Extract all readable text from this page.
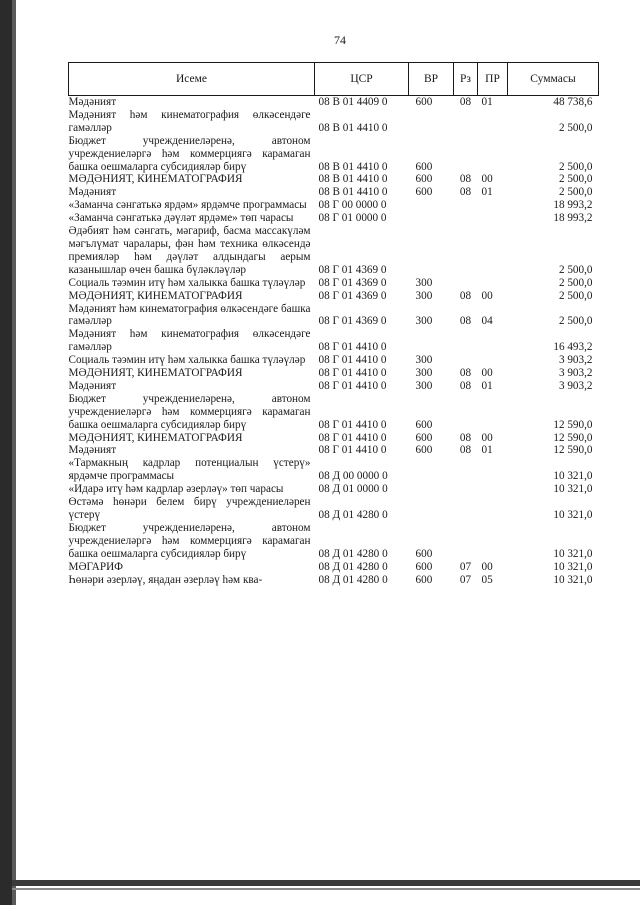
74
Исеме	ЦСР	ВР	Рз	ПР	Суммасы
Мәдәният	08 В 01 4409 0	600	08	01	48 738,6
Мәдәният һәм кинематография өлкәсендәге гамәлләр	08 В 01 4410 0				2 500,0
Бюджет учреждениеләренә, автоном учреждениеләргә һәм коммерциягә карамаган башка оешмаларга субсидияләр бирү	08 В 01 4410 0	600			2 500,0
МӘДӘНИЯТ, КИНЕМАТОГРАФИЯ	08 В 01 4410 0	600	08	00	2 500,0
Мәдәният	08 В 01 4410 0	600	08	01	2 500,0
«Заманча сәнгатькә ярдәм» ярдәмче программасы	08 Г 00 0000 0				18 993,2
«Заманча сәнгатькә дәүләт ярдәме» төп чарасы	08 Г 01 0000 0				18 993,2
Әдәбият һәм сәнгать, мәгариф, басма массакүләм мәгълүмат чаралары, фән һәм техника өлкәсендә премияләр һәм дәүләт алдындагы аерым казанышлар өчен башка бүләкләүләр	08 Г 01 4369 0				2 500,0
Социаль тәэмин итү һәм халыкка башка түләүләр	08 Г 01 4369 0	300			2 500,0
МӘДӘНИЯТ, КИНЕМАТОГРАФИЯ	08 Г 01 4369 0	300	08	00	2 500,0
Мәдәният һәм кинематография өлкәсендәге башка гамәлләр	08 Г 01 4369 0	300	08	04	2 500,0
Мәдәният һәм кинематография өлкәсендәге гамәлләр	08 Г 01 4410 0				16 493,2
Социаль тәэмин итү һәм халыкка башка түләүләр	08 Г 01 4410 0	300			3 903,2
МӘДӘНИЯТ, КИНЕМАТОГРАФИЯ	08 Г 01 4410 0	300	08	00	3 903,2
Мәдәният	08 Г 01 4410 0	300	08	01	3 903,2
Бюджет учреждениеләренә, автоном учреждениеләргә һәм коммерциягә карамаган башка оешмаларга субсидияләр бирү	08 Г 01 4410 0	600			12 590,0
МӘДӘНИЯТ, КИНЕМАТОГРАФИЯ	08 Г 01 4410 0	600	08	00	12 590,0
Мәдәният	08 Г 01 4410 0	600	08	01	12 590,0
«Тармакның кадрлар потенциалын үстерү» ярдәмче программасы	08 Д 00 0000 0				10 321,0
«Идарә итү һәм кадрлар әзерләү» төп чарасы	08 Д 01 0000 0				10 321,0
Өстәмә һөнәри белем бирү учреждениеләрен үстерү	08 Д 01 4280 0				10 321,0
Бюджет учреждениеләренә, автоном учреждениеләргә һәм коммерциягә карамаган башка оешмаларга субсидияләр бирү	08 Д 01 4280 0	600			10 321,0
МӘГАРИФ	08 Д 01 4280 0	600	07	00	10 321,0
Һөнәри әзерләү, яңадан әзерләү һәм ква-	08 Д 01 4280 0	600	07	05	10 321,0
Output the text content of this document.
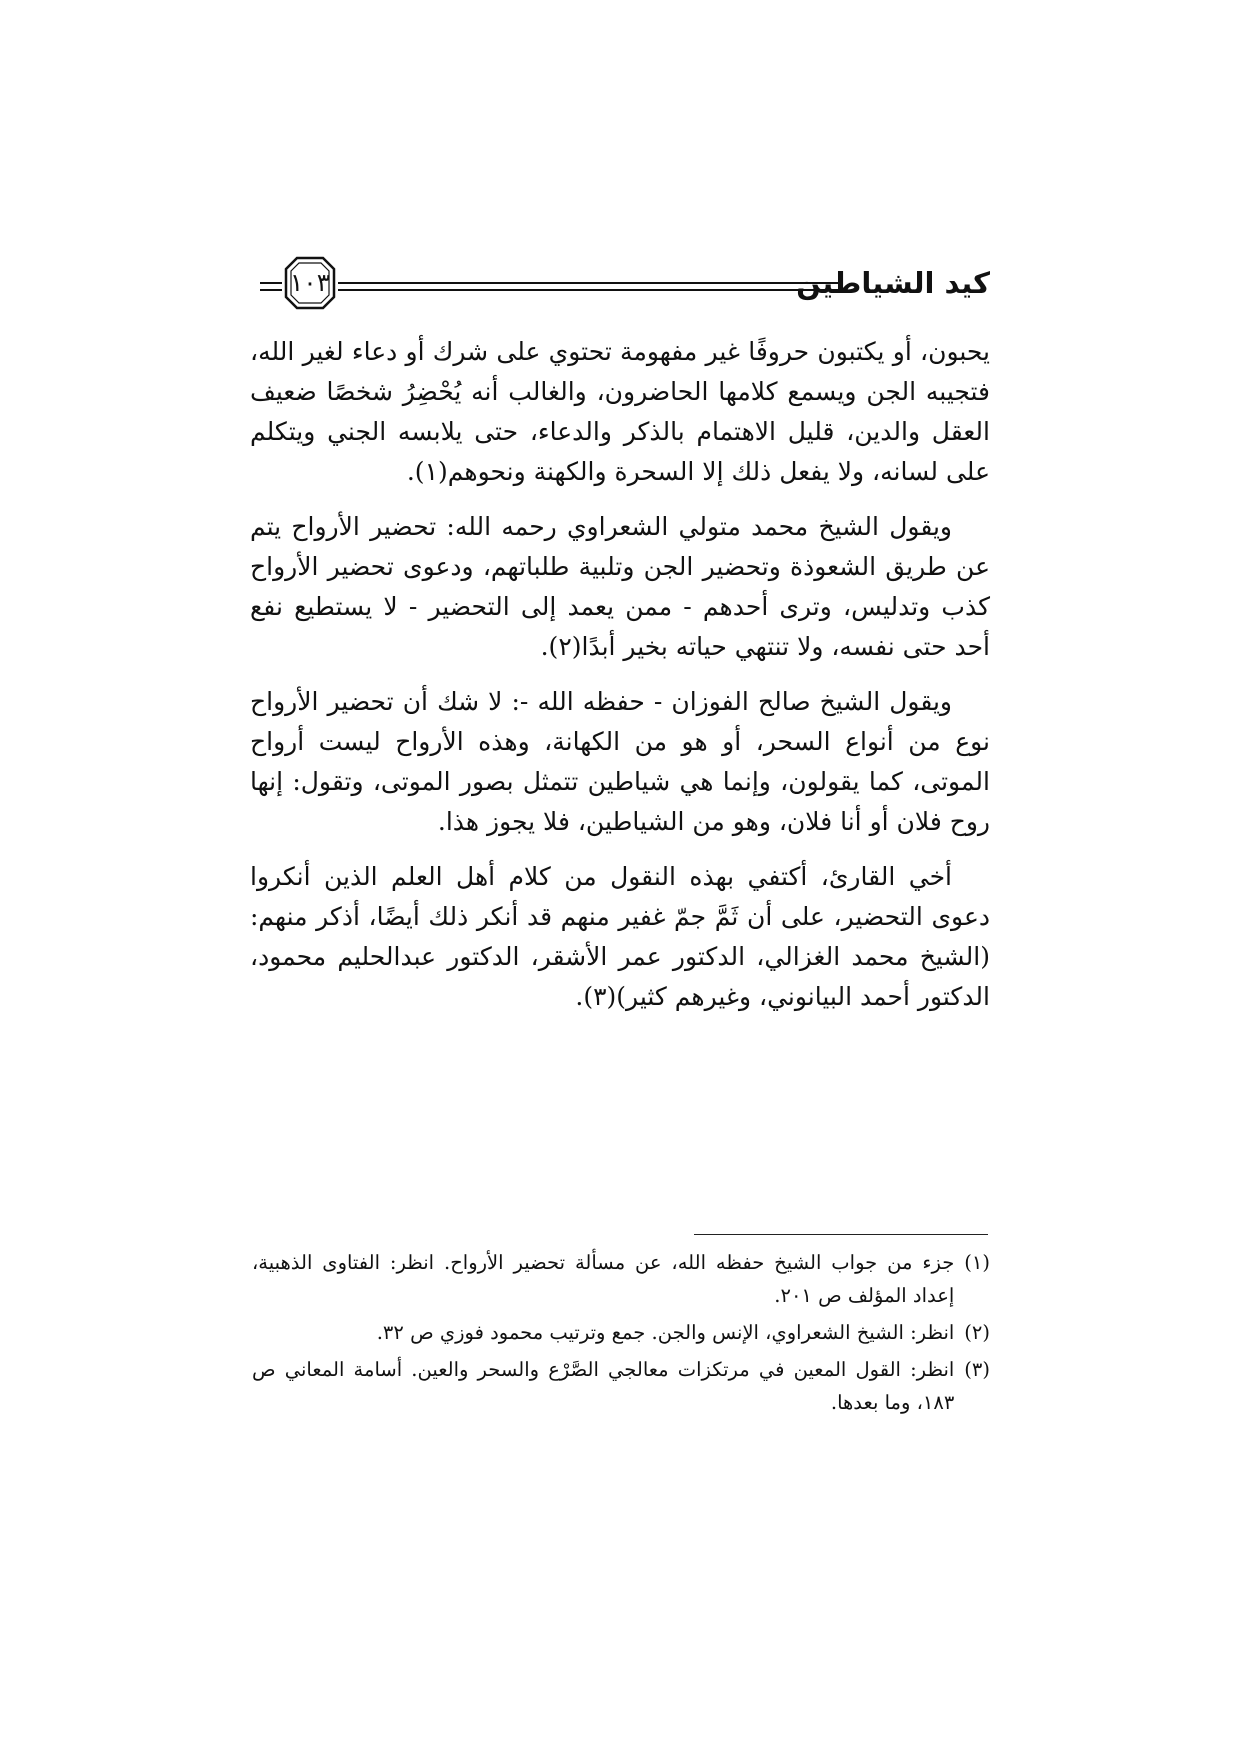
١٠٣	كيد الشياطين

يحبون، أو يكتبون حروفًا غير مفهومة تحتوي على شرك أو دعاء لغير الله، فتجيبه الجن ويسمع كلامها الحاضرون، والغالب أنه يُحْضِرُ شخصًا ضعيف العقل والدين، قليل الاهتمام بالذكر والدعاء، حتى يلابسه الجني ويتكلم على لسانه، ولا يفعل ذلك إلا السحرة والكهنة ونحوهم(١).

ويقول الشيخ محمد متولي الشعراوي رحمه الله: تحضير الأرواح يتم عن طريق الشعوذة وتحضير الجن وتلبية طلباتهم، ودعوى تحضير الأرواح كذب وتدليس، وترى أحدهم - ممن يعمد إلى التحضير - لا يستطيع نفع أحد حتى نفسه، ولا تنتهي حياته بخير أبدًا(٢).

ويقول الشيخ صالح الفوزان - حفظه الله -: لا شك أن تحضير الأرواح نوع من أنواع السحر، أو هو من الكهانة، وهذه الأرواح ليست أرواح الموتى، كما يقولون، وإنما هي شياطين تتمثل بصور الموتى، وتقول: إنها روح فلان أو أنا فلان، وهو من الشياطين، فلا يجوز هذا.

أخي القارئ، أكتفي بهذه النقول من كلام أهل العلم الذين أنكروا دعوى التحضير، على أن ثَمَّ جمّ غفير منهم قد أنكر ذلك أيضًا، أذكر منهم: (الشيخ محمد الغزالي، الدكتور عمر الأشقر، الدكتور عبدالحليم محمود، الدكتور أحمد البيانوني، وغيرهم كثير)(٣).

(١)
جزء من جواب الشيخ حفظه الله، عن مسألة تحضير الأرواح. انظر: الفتاوى الذهبية، إعداد المؤلف ص ٢٠١.
(٢)
انظر: الشيخ الشعراوي، الإنس والجن. جمع وترتيب محمود فوزي ص ٣٢.
(٣)
انظر: القول المعين في مرتكزات معالجي الصَّرْع والسحر والعين. أسامة المعاني ص ١٨٣، وما بعدها.
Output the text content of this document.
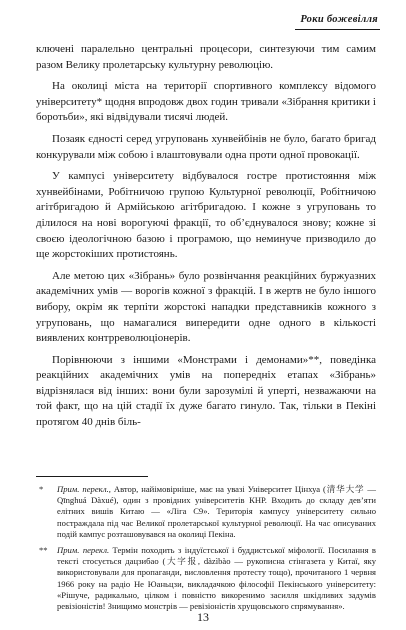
Роки божевілля

ключені паралельно центральні процесори, синтезуючи тим самим разом Велику пролетарську культурну революцію.

На околиці міста на території спортивного комплексу відомого університету* щодня впродовж двох годин тривали «Зібрання критики і боротьби», які відвідували тисячі людей.

Позаяк єдності серед угруповань хунвейбінів не було, багато бригад конкурували між собою і влаштовували одна проти одної провокації.

У кампусі університету відбувалося гостре протистояння між хунвейбінами, Робітничою групою Культурної революції, Робітничою агітбригадою й Армійською агітбригадою. І кожне з угруповань то ділилося на нові ворогуючі фракції, то об’єднувалося знову; кожне зі своєю ідеологічною базою і програмою, що неминуче призводило до ще жорстокіших протистоянь.

Але метою цих «Зібрань» було розвінчання реакційних буржуазних академічних умів — ворогів кожної з фракцій. І в жертв не було іншого вибору, окрім як терпіти жорстокі нападки представників кожного з угруповань, що намагалися випередити одне одного в кількості виявлених контрреволюціонерів.

Порівнюючи з іншими «Монстрами і демонами»**, поведінка реакційних академічних умів на попередніх етапах «Зібрань» відрізнялася від інших: вони були зарозумілі й уперті, незважаючи на той факт, що на цій стадії їх дуже багато гинуло. Так, тільки в Пекіні протягом 40 днів біль-

*	Прим. перекл., Автор, найімовірніше, має на увазі Університет Цінхуа (清华大学 — Qīnghuá Dàxué), один з провідних університетів КНР. Входить до складу дев’яти елітних вишів Китаю — «Ліга С9». Територія кампусу університету сильно постраждала під час Великої пролетарської культурної революції. На час описуваних подій кампус розташовувався на околиці Пекіна.
**	Прим. перекл. Термін походить з індуїстської і буддистської міфології. Посилання в тексті стосується дацзибао (大字报, dàzìbào — рукописна стінгазета у Китаї, яку використовували для пропаганди, висловлення протесту тощо), прочитаного 1 червня 1966 року на радіо Не Юаньцзи, викладачкою філософії Пекінського університету: «Рішуче, радикально, цілком і повністю викоренимо засилля шкідливих задумів ревізіоністів! Знищимо монстрів — ревізіоністів хрущовського спрямування».
13
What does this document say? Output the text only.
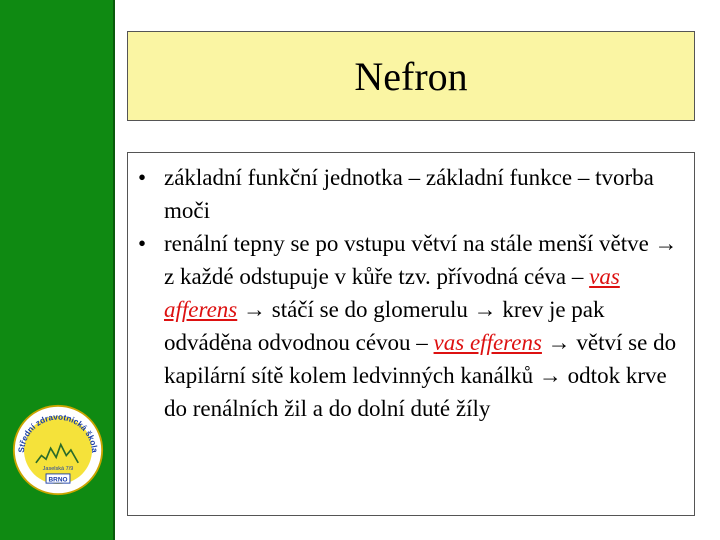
Střední zdravotnická škola
Jaselská 7/9
BRNO
Nefron
• základní funkční jednotka – základní funkce – tvorba moči
• renální tepny se po vstupu větví na stále menší větve → z každé odstupuje v kůře tzv. přívodná céva – vas afferens → stáčí se do glomerulu → krev je pak odváděna odvodnou cévou – vas efferens → větví se do kapilární sítě kolem ledvinných kanálků → odtok krve do renálních žil a do dolní duté žíly
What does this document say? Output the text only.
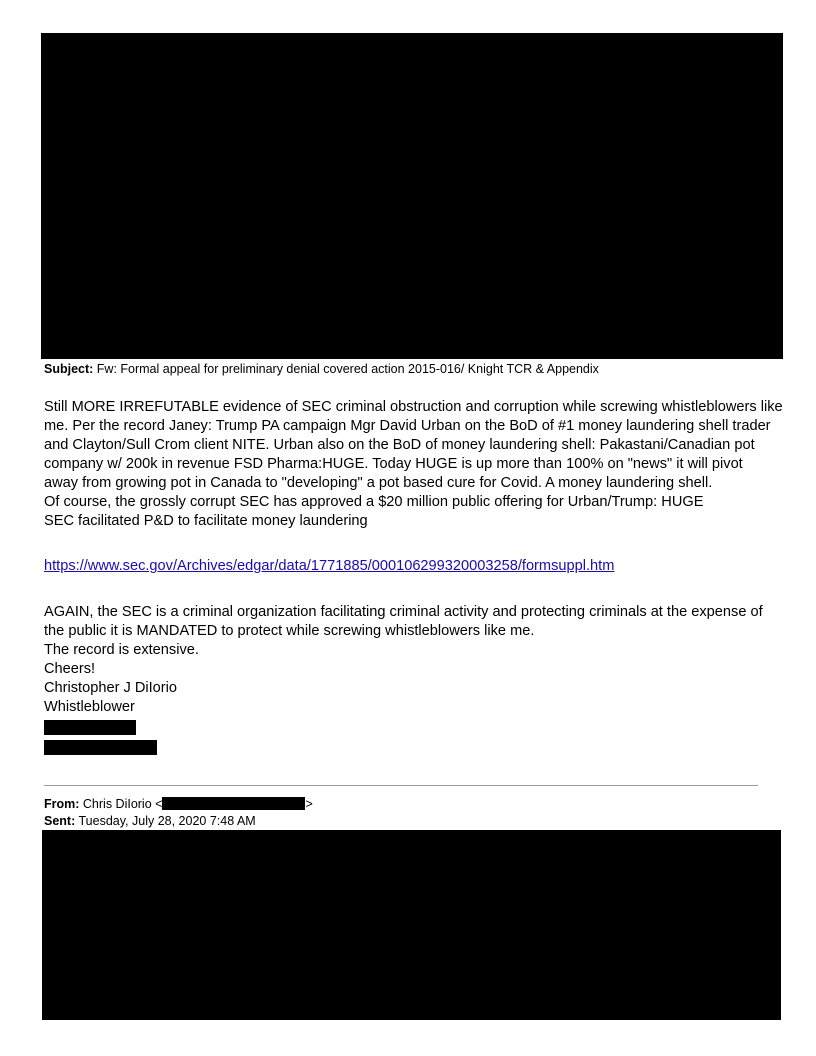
Subject: Fw: Formal appeal for preliminary denial covered action 2015-016/ Knight TCR & Appendix
Still MORE IRREFUTABLE evidence of SEC criminal obstruction and corruption while screwing whistleblowers like
me. Per the record Janey: Trump PA campaign Mgr David Urban on the BoD of #1 money laundering shell trader
and Clayton/Sull Crom client NITE. Urban also on the BoD of money laundering shell: Pakastani/Canadian pot
company w/ 200k in revenue FSD Pharma:HUGE. Today HUGE is up more than 100% on "news" it will pivot
away from growing pot in Canada to "developing" a pot based cure for Covid. A money laundering shell.
Of course, the grossly corrupt SEC has approved a $20 million public offering for Urban/Trump: HUGE
SEC facilitated P&D to facilitate money laundering
https://www.sec.gov/Archives/edgar/data/1771885/000106299320003258/formsuppl.htm
AGAIN, the SEC is a criminal organization facilitating criminal activity and protecting criminals at the expense of
the public it is MANDATED to protect while screwing whistleblowers like me.
The record is extensive.
Cheers!
Christopher J DiIorio
Whistleblower
From: Chris DiIorio <	>
Sent: Tuesday, July 28, 2020 7:48 AM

____________________

**Required task**
Which lines in the listing above hold the word "реакційних"? Show each of them.

**Complete response**
Але метою цих «Зібрань» було розвінчання реакційних буржуазних академічних умів — ворогів кожної з фракцій. І в жертв не було іншого вибору, окрім як терпіти жорстокі нападки представників кожного з угруповань, що намагалися випередити одне одного в кількості виявлених контрреволюціонерів.
Порівнюючи з іншими «Монстрами і демонами»**, поведінка реакційних академічних умів на попередніх етапах «Зібрань» відрізнялася від інших: вони були зарозумілі й уперті, незважаючи на той факт, що на цій стадії їх дуже багато гинуло. Так, тільки в Пекіні протягом 40 днів біль-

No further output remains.